-- WRITTEN TASK --
Return all lines where the word "icon" can be found.

--- Start of SUPPLIED RECORDS ---

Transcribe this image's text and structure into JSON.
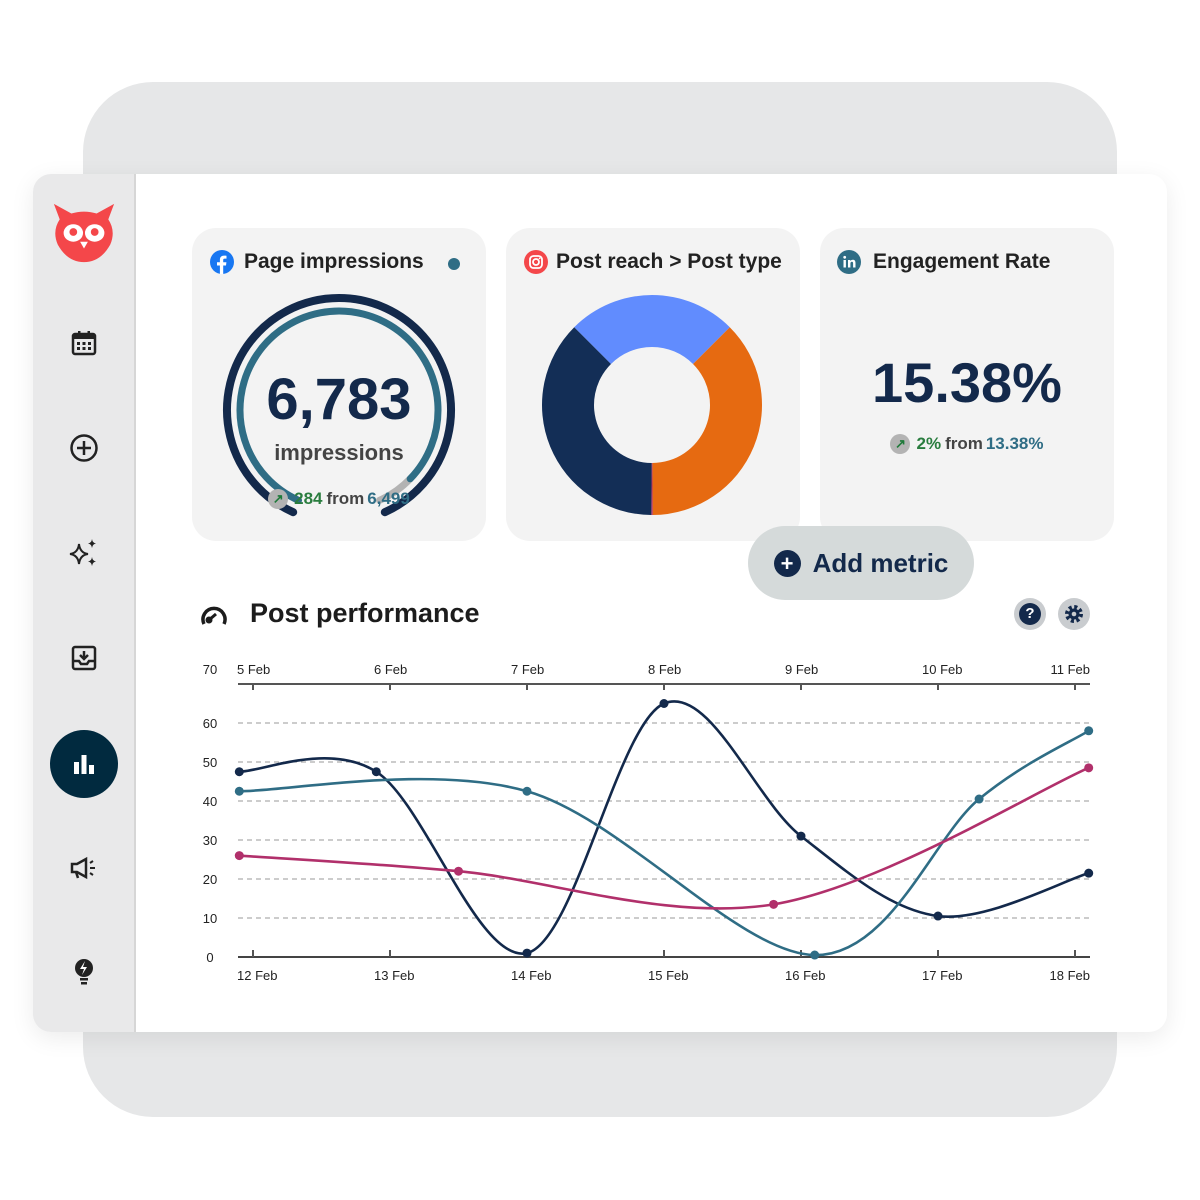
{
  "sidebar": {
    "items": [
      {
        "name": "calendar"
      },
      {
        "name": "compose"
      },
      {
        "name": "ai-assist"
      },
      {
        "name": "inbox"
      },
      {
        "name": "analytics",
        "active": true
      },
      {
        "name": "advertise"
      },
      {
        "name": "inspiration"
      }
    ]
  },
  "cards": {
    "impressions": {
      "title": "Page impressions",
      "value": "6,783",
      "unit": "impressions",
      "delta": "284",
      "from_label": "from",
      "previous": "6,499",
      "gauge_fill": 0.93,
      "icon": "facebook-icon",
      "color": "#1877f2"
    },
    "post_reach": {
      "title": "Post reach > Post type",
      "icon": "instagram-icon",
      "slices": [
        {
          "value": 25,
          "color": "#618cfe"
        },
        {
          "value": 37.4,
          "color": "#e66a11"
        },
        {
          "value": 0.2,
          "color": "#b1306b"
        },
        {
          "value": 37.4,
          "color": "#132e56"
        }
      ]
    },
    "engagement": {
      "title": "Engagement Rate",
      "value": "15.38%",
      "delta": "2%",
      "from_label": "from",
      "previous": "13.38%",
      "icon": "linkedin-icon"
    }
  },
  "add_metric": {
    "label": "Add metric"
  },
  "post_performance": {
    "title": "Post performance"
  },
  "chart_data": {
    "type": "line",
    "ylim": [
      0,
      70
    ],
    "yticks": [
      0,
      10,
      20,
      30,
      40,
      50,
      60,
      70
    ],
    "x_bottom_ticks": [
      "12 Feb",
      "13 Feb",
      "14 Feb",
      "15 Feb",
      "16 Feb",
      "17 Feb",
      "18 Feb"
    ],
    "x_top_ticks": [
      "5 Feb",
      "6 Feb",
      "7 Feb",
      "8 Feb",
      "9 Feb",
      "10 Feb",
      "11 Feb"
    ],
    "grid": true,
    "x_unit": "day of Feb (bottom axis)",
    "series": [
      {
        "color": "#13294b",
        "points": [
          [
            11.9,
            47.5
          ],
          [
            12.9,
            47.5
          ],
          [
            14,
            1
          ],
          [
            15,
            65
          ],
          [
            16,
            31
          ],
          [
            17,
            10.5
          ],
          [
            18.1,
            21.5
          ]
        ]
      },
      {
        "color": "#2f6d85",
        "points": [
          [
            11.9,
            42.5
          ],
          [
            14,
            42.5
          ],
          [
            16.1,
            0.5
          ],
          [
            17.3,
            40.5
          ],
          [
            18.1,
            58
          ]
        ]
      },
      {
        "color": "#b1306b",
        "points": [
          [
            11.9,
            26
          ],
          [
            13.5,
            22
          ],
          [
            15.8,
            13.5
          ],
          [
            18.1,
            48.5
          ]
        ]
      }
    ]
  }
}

--- End of SUPPLIED RECORDS ---
--- Start of SUPPLIED RECORDS ---

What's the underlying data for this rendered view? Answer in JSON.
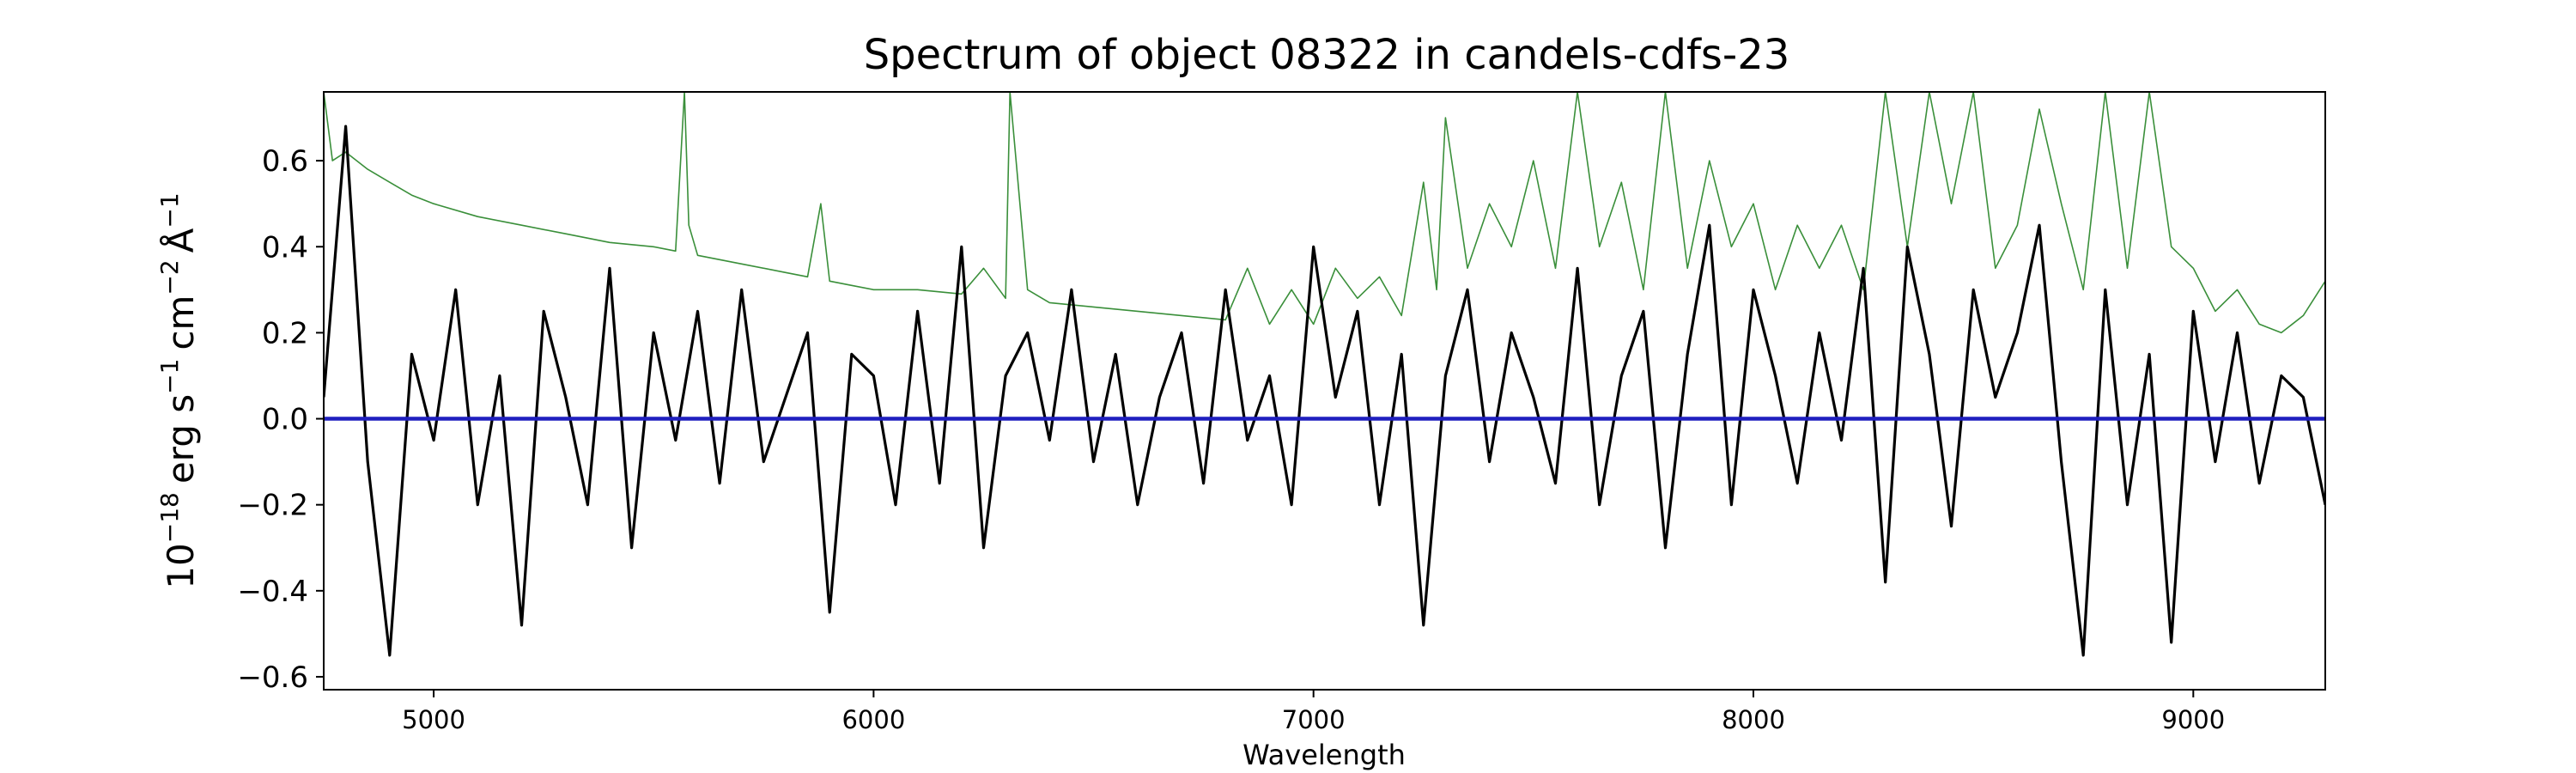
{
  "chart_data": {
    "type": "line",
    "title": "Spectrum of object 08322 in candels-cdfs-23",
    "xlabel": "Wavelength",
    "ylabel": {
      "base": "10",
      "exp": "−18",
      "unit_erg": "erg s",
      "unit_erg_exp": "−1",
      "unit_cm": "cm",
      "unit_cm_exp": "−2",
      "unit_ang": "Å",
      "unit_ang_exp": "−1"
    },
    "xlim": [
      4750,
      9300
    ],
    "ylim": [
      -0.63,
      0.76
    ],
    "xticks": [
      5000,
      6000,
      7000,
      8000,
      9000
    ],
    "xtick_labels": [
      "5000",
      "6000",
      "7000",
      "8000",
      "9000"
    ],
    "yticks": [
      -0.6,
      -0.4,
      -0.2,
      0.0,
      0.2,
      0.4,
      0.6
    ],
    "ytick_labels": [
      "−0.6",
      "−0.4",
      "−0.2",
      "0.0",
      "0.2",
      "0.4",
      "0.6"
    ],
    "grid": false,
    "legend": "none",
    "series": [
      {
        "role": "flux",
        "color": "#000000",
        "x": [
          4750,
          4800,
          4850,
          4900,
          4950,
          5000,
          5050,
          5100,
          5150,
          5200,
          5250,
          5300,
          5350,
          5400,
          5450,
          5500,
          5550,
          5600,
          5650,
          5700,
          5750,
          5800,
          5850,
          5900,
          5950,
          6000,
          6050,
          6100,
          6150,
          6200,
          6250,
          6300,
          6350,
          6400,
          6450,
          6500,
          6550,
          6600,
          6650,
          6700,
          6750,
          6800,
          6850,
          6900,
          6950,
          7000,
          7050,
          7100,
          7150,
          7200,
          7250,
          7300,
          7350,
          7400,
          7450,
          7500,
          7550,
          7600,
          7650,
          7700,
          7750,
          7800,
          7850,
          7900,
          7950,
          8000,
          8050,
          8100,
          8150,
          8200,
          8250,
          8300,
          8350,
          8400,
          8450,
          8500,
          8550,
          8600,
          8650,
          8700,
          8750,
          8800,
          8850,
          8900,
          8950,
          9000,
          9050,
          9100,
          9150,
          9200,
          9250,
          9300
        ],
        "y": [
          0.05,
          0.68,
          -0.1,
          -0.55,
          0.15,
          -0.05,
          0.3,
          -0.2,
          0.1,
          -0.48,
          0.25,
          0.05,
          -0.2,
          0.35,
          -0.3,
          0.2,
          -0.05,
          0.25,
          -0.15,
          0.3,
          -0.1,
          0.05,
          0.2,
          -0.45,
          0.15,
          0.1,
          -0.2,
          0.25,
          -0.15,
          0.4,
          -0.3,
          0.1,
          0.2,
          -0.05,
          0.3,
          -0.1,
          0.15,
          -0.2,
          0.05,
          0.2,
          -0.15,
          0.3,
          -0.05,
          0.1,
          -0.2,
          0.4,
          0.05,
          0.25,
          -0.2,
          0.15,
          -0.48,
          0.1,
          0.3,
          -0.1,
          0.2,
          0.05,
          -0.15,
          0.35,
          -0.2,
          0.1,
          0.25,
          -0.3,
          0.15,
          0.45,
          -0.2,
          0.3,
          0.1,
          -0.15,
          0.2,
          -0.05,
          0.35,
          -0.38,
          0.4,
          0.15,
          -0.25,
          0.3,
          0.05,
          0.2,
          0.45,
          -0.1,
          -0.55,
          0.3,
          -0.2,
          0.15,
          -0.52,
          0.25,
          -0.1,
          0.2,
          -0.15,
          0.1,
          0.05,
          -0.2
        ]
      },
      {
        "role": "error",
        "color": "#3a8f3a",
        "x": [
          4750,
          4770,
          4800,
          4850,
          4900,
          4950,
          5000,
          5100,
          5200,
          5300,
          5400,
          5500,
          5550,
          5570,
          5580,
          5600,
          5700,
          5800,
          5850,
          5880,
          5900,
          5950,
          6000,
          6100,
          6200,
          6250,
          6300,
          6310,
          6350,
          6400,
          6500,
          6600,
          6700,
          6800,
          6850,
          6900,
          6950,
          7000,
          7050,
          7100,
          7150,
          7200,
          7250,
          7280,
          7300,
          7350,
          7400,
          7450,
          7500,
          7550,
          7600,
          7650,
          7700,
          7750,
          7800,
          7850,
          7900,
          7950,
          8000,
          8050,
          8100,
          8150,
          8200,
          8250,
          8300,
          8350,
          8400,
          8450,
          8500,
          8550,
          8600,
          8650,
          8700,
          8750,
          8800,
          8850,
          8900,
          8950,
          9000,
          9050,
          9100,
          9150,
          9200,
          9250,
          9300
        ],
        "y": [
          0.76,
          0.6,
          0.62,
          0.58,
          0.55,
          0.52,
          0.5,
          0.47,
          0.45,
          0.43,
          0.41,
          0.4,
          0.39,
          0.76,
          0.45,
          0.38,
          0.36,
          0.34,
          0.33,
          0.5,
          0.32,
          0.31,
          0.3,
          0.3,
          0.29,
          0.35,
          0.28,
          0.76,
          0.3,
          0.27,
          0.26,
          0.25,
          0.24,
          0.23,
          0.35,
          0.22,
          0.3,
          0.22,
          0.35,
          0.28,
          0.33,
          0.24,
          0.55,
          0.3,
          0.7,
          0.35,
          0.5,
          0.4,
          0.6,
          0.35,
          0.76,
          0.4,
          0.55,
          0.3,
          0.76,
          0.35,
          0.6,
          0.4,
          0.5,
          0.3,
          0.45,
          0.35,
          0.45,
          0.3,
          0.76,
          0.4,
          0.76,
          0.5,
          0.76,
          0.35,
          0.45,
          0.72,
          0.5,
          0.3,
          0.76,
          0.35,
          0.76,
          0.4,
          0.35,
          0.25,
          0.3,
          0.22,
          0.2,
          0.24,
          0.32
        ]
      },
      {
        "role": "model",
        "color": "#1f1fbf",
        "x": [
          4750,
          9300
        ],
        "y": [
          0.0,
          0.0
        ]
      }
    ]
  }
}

--- End of SUPPLIED RECORDS ---

-- TASK OUTPUT --
      "icon": "facebook-icon",
      "icon": "instagram-icon",
      "icon": "linkedin-icon"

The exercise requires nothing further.